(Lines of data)
▶

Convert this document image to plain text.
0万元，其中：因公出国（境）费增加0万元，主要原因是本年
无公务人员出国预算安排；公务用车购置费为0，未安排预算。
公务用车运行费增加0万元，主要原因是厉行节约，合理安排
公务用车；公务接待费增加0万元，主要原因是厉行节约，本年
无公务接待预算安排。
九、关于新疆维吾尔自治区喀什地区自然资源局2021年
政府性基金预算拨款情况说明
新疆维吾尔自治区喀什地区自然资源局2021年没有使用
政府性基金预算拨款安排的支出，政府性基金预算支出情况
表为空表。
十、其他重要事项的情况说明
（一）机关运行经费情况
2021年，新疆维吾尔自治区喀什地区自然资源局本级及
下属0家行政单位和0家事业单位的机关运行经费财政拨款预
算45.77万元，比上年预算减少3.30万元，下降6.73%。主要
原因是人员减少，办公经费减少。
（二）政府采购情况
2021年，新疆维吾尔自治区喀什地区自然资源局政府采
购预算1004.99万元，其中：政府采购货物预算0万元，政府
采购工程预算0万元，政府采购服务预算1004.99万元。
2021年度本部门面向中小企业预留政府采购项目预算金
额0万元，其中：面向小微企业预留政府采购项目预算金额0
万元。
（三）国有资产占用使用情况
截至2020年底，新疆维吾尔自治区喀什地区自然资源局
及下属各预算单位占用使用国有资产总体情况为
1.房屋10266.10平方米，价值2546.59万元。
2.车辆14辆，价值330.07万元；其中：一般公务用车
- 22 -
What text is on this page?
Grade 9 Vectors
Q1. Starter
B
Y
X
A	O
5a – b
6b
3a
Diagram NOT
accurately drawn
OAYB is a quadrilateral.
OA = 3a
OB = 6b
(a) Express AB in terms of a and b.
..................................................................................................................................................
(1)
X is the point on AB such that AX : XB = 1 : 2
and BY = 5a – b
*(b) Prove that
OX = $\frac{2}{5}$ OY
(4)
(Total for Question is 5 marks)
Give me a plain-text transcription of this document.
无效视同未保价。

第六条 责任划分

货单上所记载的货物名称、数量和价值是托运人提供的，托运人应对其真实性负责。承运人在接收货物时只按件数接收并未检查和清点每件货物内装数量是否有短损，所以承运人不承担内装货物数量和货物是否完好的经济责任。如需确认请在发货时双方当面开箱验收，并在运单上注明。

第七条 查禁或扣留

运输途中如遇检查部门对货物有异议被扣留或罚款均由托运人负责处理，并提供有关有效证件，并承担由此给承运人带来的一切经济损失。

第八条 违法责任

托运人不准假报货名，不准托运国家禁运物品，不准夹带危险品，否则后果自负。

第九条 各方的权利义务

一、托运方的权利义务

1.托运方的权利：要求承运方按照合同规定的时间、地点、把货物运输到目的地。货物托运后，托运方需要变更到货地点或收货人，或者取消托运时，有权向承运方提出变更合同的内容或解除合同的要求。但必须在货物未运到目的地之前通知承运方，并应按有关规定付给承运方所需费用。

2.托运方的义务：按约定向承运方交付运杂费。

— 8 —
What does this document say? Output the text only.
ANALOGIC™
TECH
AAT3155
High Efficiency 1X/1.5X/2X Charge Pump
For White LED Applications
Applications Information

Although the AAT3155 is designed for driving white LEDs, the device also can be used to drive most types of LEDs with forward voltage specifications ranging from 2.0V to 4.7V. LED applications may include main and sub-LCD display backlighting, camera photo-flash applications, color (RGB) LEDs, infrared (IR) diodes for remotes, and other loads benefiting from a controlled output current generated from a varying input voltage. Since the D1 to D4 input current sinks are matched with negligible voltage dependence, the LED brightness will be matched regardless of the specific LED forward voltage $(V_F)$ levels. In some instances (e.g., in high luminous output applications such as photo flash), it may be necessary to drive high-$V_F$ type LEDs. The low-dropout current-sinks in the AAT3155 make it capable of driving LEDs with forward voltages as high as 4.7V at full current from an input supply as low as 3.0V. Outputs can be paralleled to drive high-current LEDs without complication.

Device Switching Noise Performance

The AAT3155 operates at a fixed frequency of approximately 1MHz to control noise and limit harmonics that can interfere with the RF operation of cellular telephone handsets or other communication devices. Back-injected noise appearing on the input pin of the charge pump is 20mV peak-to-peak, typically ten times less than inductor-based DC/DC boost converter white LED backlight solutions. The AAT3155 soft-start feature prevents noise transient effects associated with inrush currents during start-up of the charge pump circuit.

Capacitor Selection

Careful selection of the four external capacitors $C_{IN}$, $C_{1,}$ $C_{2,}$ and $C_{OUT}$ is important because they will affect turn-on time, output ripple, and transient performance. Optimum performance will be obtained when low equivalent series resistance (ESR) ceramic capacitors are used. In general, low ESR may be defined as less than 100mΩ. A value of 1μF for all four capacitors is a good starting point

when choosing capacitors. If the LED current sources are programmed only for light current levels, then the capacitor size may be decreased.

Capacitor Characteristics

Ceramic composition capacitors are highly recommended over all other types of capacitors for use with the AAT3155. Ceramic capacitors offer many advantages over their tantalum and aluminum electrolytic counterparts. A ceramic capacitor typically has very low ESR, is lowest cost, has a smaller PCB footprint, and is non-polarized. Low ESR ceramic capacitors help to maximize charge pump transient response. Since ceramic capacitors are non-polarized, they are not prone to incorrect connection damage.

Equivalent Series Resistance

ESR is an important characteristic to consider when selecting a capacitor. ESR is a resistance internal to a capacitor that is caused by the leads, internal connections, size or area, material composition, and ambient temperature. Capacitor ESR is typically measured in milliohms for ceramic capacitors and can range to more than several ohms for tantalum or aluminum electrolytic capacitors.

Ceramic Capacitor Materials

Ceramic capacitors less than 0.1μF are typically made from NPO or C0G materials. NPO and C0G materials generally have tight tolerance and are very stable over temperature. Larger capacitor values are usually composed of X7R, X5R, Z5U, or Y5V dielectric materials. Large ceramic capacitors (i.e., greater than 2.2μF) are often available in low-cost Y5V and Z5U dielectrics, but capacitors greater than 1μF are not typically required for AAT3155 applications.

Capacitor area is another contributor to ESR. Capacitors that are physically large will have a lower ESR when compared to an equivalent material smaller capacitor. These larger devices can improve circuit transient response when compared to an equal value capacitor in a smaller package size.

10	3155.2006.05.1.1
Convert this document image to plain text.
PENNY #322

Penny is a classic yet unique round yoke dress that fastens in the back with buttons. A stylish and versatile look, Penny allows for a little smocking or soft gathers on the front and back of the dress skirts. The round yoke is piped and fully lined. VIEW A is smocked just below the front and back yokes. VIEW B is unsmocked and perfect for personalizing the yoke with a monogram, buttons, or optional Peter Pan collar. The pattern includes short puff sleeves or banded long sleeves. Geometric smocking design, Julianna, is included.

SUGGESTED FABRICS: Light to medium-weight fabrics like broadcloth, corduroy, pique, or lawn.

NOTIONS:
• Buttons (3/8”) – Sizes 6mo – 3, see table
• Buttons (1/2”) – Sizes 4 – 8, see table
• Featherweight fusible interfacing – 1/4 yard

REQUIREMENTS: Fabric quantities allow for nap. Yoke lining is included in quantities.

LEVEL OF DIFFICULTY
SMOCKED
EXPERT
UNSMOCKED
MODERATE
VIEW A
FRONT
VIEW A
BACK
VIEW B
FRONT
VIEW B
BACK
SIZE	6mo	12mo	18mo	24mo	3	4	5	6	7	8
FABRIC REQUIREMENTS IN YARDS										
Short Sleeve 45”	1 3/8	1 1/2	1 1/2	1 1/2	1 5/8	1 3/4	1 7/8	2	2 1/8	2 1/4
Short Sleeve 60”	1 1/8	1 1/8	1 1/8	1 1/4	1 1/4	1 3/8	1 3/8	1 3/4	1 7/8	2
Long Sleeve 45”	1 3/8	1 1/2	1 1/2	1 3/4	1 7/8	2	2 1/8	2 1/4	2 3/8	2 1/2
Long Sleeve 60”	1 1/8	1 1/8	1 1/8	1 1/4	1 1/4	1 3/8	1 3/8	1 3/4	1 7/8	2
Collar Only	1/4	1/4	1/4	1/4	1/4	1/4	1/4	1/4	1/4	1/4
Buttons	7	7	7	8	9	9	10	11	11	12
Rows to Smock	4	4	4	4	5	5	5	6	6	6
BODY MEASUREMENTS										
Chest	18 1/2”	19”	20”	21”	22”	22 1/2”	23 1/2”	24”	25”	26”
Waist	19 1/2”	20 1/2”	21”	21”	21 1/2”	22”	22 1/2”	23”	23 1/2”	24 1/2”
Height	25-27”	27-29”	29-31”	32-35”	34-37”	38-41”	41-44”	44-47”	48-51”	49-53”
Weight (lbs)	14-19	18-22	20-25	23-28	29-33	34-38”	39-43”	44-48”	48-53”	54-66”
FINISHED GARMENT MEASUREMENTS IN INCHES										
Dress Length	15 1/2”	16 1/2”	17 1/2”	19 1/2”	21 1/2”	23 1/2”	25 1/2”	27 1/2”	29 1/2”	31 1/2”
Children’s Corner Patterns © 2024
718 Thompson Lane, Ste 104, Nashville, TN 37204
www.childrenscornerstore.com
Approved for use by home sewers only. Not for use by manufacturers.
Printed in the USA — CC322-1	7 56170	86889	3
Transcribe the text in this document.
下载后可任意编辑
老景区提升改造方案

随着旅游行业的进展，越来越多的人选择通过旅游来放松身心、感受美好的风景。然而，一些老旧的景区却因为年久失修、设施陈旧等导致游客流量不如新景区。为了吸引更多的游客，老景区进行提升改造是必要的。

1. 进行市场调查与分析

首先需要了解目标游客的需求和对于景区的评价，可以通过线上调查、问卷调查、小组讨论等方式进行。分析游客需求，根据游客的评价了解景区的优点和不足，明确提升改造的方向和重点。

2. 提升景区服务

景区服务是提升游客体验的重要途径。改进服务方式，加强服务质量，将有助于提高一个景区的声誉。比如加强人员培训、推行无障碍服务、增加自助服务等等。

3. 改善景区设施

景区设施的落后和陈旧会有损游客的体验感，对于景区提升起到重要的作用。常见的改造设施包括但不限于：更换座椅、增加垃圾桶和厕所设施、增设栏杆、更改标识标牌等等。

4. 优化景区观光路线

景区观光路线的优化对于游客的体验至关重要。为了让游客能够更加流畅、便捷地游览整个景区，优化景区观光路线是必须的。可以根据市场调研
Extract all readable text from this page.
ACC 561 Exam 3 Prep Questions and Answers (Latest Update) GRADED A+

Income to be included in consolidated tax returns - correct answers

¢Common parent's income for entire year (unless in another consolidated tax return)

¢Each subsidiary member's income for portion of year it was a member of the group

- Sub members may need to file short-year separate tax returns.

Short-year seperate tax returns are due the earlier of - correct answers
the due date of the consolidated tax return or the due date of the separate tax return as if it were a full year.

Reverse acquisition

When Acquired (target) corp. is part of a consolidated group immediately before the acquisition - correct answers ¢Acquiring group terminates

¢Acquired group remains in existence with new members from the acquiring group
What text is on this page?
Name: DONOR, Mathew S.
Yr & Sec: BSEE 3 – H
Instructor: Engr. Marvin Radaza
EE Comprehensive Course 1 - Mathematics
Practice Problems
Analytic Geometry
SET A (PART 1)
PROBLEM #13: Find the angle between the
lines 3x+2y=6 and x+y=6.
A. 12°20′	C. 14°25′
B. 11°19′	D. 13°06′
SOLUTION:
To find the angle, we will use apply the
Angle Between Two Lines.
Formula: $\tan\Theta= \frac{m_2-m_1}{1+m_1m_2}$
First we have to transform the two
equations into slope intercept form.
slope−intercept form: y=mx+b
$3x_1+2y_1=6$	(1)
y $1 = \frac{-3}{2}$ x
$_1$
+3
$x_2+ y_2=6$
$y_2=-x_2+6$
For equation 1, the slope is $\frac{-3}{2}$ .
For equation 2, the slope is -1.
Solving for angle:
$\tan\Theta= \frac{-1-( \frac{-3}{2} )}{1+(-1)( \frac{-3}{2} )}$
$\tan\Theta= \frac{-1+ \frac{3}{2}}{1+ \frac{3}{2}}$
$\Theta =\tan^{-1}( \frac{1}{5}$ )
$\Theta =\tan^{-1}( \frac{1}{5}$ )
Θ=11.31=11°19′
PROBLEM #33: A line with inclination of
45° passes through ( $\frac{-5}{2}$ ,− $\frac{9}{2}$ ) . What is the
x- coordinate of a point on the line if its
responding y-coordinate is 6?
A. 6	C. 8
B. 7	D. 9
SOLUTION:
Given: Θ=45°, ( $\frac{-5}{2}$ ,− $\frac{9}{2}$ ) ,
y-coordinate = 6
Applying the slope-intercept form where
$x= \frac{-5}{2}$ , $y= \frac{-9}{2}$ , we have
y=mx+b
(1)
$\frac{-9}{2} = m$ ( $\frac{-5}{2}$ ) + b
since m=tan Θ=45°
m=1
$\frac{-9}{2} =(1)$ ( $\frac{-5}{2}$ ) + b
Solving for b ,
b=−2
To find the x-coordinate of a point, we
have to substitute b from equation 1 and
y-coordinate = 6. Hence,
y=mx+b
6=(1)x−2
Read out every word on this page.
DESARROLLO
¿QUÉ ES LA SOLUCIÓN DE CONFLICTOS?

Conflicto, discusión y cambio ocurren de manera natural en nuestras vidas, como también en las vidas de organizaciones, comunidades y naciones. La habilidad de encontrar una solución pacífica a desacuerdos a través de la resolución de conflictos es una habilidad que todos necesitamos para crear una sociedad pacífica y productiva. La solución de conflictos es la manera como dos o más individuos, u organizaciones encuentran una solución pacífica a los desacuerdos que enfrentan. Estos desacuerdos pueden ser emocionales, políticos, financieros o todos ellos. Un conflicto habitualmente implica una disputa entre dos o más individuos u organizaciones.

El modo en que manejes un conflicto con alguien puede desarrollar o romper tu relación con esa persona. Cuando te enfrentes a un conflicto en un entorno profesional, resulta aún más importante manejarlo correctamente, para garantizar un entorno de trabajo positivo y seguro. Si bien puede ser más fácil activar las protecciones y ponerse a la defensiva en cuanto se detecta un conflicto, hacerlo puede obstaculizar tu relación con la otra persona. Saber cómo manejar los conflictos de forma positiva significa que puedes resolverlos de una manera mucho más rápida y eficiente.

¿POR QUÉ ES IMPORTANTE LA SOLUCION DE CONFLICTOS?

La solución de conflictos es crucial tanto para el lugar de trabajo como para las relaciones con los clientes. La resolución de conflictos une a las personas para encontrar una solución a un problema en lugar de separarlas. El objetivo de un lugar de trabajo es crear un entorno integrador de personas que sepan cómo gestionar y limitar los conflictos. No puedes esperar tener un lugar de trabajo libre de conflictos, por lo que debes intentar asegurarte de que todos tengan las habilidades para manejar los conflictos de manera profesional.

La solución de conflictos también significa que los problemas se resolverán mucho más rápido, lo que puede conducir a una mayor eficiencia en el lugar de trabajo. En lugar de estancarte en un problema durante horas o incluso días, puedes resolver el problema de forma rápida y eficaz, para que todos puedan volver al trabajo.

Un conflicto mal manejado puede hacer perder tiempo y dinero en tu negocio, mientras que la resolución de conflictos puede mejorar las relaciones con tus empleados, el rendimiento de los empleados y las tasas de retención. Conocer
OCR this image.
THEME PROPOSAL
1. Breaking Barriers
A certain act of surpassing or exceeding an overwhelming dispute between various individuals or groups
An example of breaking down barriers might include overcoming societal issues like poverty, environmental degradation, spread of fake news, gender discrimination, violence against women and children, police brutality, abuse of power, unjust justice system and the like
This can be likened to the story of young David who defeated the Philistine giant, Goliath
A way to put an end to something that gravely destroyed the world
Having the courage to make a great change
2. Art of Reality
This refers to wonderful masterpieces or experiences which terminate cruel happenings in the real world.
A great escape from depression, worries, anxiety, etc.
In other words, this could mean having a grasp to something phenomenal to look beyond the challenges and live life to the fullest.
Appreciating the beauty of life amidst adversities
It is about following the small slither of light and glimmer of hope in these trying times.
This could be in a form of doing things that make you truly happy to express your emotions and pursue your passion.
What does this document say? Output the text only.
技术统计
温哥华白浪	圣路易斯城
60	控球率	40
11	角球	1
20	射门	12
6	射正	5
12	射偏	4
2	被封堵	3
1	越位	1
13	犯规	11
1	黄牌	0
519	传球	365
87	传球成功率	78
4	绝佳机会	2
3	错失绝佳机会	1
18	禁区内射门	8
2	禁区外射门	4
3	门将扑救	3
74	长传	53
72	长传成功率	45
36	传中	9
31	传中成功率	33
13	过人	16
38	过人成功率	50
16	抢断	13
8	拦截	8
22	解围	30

◀

**EXERCISE BRIEF**
Scan the material above. Copy each line where "life" occurs.

**REPLY**
In other words, this could mean having a grasp to something phenomenal to look beyond the challenges and live life to the fullest.
Appreciating the beauty of life amidst adversities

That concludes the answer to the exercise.